↓
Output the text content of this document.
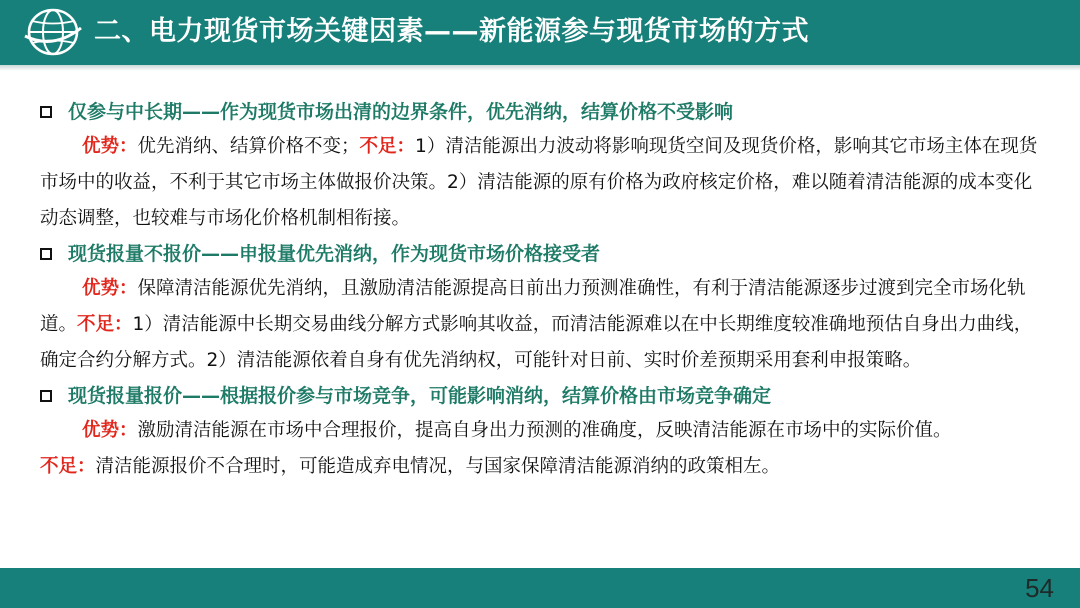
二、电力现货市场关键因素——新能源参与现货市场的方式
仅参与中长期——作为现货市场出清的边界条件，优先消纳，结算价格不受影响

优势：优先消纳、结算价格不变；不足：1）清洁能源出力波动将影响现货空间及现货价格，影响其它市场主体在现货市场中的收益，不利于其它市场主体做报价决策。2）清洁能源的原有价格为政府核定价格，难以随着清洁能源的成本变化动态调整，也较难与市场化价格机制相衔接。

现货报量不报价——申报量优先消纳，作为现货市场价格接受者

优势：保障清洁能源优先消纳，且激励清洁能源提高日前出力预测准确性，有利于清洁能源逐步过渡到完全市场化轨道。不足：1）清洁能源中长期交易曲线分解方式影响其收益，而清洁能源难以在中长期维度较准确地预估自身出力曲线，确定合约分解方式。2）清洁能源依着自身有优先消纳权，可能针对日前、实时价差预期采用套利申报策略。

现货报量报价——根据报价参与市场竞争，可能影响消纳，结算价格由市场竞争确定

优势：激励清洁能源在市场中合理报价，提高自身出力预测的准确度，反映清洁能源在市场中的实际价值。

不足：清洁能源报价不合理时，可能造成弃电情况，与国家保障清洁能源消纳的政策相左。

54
↑
↓
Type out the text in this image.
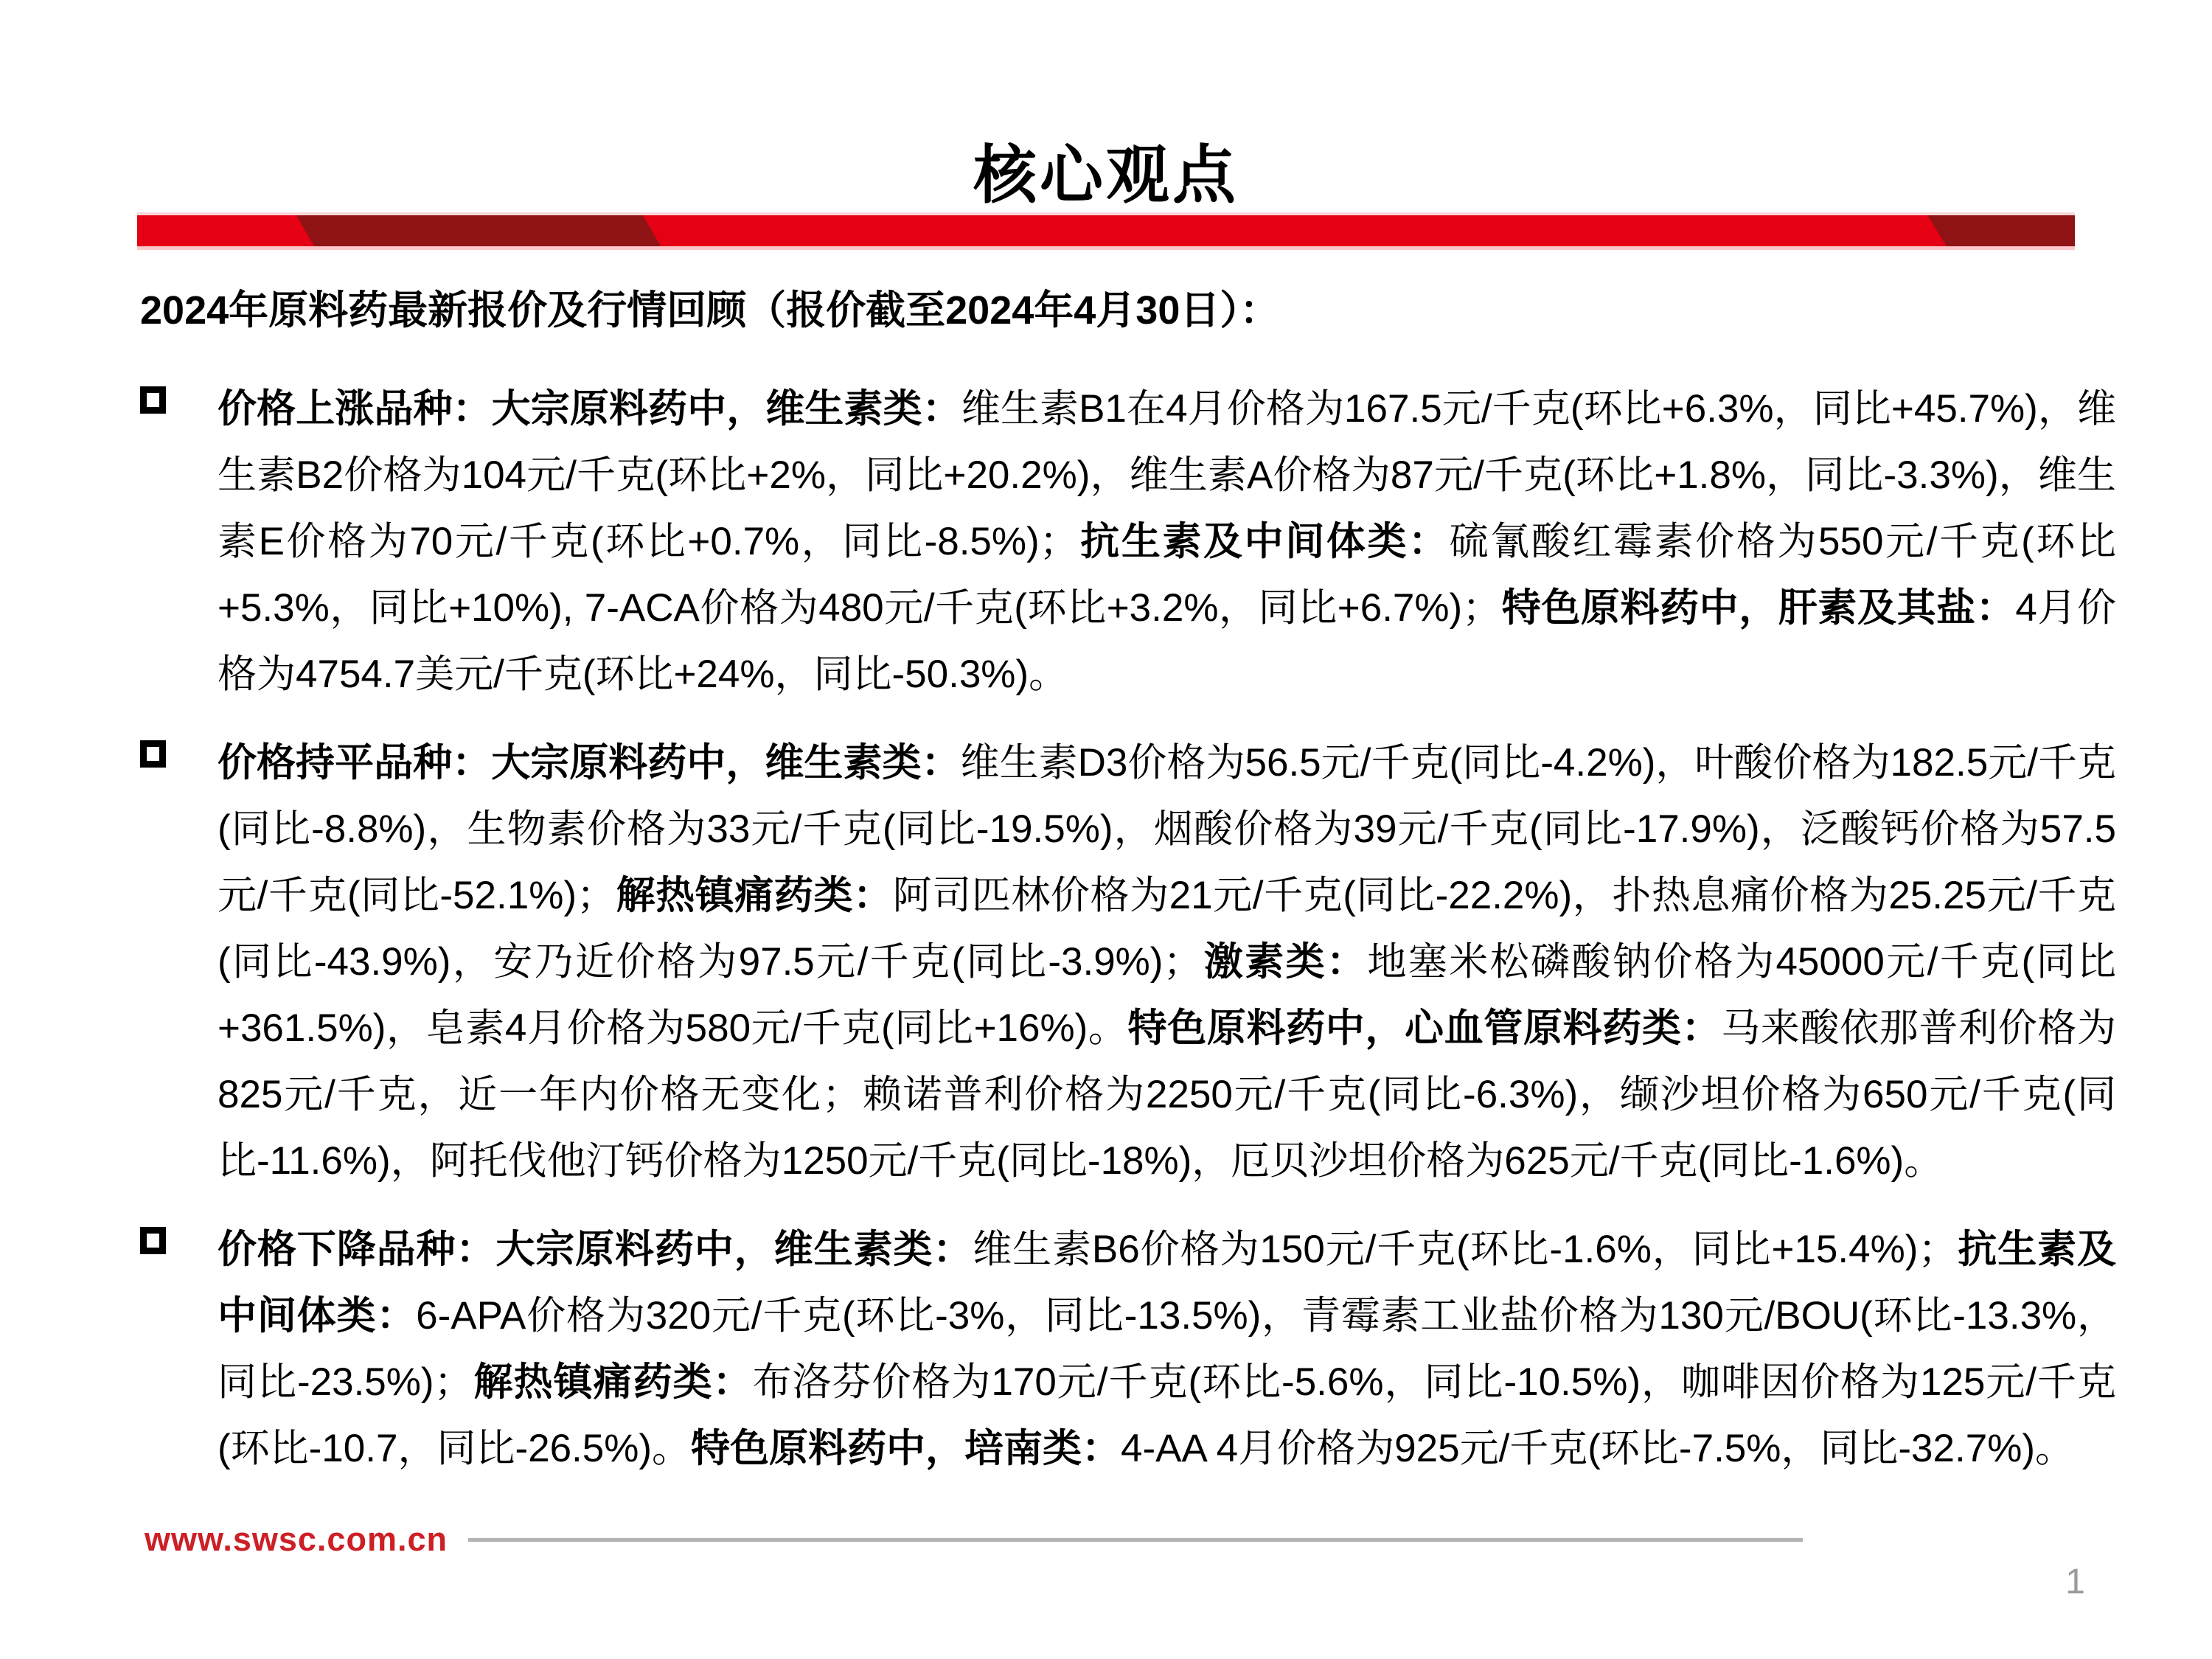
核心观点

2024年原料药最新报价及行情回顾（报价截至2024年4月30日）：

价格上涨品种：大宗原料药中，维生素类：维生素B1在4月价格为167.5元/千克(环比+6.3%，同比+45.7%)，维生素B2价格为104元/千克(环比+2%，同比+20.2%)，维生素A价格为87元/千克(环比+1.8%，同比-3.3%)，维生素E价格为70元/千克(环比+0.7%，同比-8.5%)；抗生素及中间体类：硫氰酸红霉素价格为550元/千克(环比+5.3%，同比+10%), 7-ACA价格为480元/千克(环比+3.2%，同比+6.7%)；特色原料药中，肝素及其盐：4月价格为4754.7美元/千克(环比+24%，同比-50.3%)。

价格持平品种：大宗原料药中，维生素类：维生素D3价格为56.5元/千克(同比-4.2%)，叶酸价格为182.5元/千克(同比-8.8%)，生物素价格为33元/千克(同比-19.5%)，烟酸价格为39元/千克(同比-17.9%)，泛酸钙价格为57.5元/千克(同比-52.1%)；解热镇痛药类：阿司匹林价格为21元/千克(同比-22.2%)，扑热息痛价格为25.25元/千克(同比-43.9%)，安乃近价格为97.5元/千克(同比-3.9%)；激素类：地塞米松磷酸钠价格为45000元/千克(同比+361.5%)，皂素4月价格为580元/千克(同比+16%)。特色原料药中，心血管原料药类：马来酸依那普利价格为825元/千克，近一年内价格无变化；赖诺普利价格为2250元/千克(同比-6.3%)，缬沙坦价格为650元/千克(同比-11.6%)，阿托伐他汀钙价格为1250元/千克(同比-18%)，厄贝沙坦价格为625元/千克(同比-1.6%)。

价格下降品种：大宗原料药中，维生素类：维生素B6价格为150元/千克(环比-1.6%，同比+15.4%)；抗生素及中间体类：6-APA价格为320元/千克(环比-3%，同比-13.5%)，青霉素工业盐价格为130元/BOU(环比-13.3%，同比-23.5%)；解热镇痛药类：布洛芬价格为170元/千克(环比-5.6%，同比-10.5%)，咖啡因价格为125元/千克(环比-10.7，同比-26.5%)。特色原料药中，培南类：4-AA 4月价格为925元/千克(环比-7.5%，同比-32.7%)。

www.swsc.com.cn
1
↑
[GIVEN REQUEST] Collect each line above holding the string "text".

[ANSWER IN FULL]
Output the text content of this document.
Type out the text in this image.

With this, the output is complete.